Aim: Without the pictures, copy all the entries below exactly.

[Stored records]
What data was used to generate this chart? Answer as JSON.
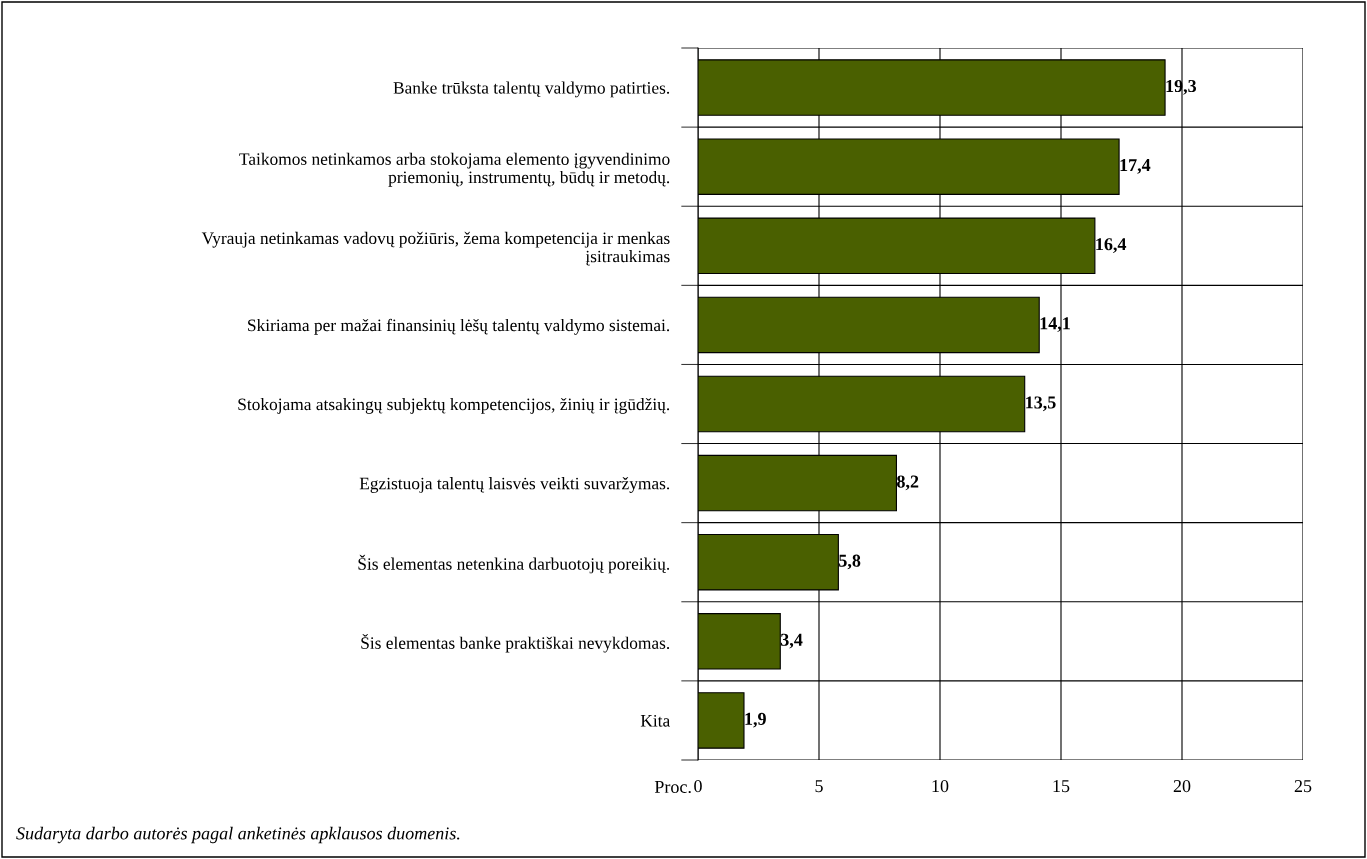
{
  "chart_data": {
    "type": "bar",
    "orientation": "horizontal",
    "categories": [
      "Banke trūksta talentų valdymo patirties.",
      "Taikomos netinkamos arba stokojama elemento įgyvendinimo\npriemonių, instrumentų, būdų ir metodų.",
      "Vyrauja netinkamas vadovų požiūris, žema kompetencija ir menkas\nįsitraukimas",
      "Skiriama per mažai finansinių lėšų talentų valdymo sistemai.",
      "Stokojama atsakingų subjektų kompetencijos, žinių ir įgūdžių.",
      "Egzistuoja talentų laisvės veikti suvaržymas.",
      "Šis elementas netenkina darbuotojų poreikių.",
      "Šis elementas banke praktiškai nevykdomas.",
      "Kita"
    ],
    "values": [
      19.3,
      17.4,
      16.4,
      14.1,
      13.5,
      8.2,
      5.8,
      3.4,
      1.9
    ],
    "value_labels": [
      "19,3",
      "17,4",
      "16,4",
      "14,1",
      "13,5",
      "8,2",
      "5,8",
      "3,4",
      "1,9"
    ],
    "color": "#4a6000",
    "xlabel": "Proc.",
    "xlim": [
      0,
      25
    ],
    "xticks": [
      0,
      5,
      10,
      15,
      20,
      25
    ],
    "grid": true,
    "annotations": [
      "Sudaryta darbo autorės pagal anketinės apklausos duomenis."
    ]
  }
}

Solution below:
What data was used to generate this chart? Answer as JSON.
{
  "chart_data": {
    "type": "bar",
    "orientation": "horizontal",
    "categories": [
      "Banke trūksta talentų valdymo patirties.",
      "Taikomos netinkamos arba stokojama elemento įgyvendinimo\npriemonių, instrumentų, būdų ir metodų.",
      "Vyrauja netinkamas vadovų požiūris, žema kompetencija ir menkas\nįsitraukimas",
      "Skiriama per mažai finansinių lėšų talentų valdymo sistemai.",
      "Stokojama atsakingų subjektų kompetencijos, žinių ir įgūdžių.",
      "Egzistuoja talentų laisvės veikti suvaržymas.",
      "Šis elementas netenkina darbuotojų poreikių.",
      "Šis elementas banke praktiškai nevykdomas.",
      "Kita"
    ],
    "values": [
      19.3,
      17.4,
      16.4,
      14.1,
      13.5,
      8.2,
      5.8,
      3.4,
      1.9
    ],
    "value_labels": [
      "19,3",
      "17,4",
      "16,4",
      "14,1",
      "13,5",
      "8,2",
      "5,8",
      "3,4",
      "1,9"
    ],
    "color": "#4a6000",
    "xlabel": "Proc.",
    "xlim": [
      0,
      25
    ],
    "xticks": [
      0,
      5,
      10,
      15,
      20,
      25
    ],
    "grid": true,
    "annotations": [
      "Sudaryta darbo autorės pagal anketinės apklausos duomenis."
    ]
  }
}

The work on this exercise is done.